> **THE REQUEST**:
What follows is a block of records; reproduce all of it verbatim.

> **RECORDS FOR THE EXERCISE**:
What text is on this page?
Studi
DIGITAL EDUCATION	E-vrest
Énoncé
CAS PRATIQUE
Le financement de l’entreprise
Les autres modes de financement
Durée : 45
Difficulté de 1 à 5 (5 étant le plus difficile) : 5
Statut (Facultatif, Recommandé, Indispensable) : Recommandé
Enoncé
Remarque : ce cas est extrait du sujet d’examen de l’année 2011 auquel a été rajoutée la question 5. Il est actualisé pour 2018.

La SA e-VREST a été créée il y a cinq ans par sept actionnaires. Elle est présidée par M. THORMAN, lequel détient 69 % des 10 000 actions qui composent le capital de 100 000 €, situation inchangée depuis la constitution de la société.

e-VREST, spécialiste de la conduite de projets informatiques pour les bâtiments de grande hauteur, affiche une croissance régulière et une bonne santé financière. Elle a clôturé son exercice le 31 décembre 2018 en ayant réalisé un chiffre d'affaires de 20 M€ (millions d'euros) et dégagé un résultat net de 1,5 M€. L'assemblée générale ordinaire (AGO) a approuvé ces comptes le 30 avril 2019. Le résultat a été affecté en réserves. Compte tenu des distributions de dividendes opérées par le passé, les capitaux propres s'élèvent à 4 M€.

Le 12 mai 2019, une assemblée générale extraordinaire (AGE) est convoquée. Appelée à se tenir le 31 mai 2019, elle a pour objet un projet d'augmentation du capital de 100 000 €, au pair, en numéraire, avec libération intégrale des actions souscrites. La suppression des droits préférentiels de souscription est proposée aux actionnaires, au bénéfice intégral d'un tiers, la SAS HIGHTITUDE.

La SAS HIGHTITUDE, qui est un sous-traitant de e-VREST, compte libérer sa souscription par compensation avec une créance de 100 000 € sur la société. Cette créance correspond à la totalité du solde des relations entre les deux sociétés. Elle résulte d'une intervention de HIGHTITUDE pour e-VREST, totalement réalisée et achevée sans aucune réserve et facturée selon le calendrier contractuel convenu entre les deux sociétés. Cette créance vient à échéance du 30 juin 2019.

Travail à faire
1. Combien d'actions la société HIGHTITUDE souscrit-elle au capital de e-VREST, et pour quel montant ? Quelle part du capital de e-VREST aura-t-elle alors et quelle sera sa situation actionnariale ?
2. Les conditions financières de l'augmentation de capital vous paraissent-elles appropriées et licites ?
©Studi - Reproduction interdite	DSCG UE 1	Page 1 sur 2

> **WORKED SOLUTION**:
What text is on this page?
Studi
DIGITAL EDUCATION	E-vrest
Énoncé
CAS PRATIQUE
Le financement de l’entreprise
Les autres modes de financement
Durée : 45
Difficulté de 1 à 5 (5 étant le plus difficile) : 5
Statut (Facultatif, Recommandé, Indispensable) : Recommandé
Enoncé
Remarque : ce cas est extrait du sujet d’examen de l’année 2011 auquel a été rajoutée la question 5. Il est actualisé pour 2018.

La SA e-VREST a été créée il y a cinq ans par sept actionnaires. Elle est présidée par M. THORMAN, lequel détient 69 % des 10 000 actions qui composent le capital de 100 000 €, situation inchangée depuis la constitution de la société.

e-VREST, spécialiste de la conduite de projets informatiques pour les bâtiments de grande hauteur, affiche une croissance régulière et une bonne santé financière. Elle a clôturé son exercice le 31 décembre 2018 en ayant réalisé un chiffre d'affaires de 20 M€ (millions d'euros) et dégagé un résultat net de 1,5 M€. L'assemblée générale ordinaire (AGO) a approuvé ces comptes le 30 avril 2019. Le résultat a été affecté en réserves. Compte tenu des distributions de dividendes opérées par le passé, les capitaux propres s'élèvent à 4 M€.

Le 12 mai 2019, une assemblée générale extraordinaire (AGE) est convoquée. Appelée à se tenir le 31 mai 2019, elle a pour objet un projet d'augmentation du capital de 100 000 €, au pair, en numéraire, avec libération intégrale des actions souscrites. La suppression des droits préférentiels de souscription est proposée aux actionnaires, au bénéfice intégral d'un tiers, la SAS HIGHTITUDE.

La SAS HIGHTITUDE, qui est un sous-traitant de e-VREST, compte libérer sa souscription par compensation avec une créance de 100 000 € sur la société. Cette créance correspond à la totalité du solde des relations entre les deux sociétés. Elle résulte d'une intervention de HIGHTITUDE pour e-VREST, totalement réalisée et achevée sans aucune réserve et facturée selon le calendrier contractuel convenu entre les deux sociétés. Cette créance vient à échéance du 30 juin 2019.

Travail à faire
1. Combien d'actions la société HIGHTITUDE souscrit-elle au capital de e-VREST, et pour quel montant ? Quelle part du capital de e-VREST aura-t-elle alors et quelle sera sa situation actionnariale ?
2. Les conditions financières de l'augmentation de capital vous paraissent-elles appropriées et licites ?
©Studi - Reproduction interdite	DSCG UE 1	Page 1 sur 2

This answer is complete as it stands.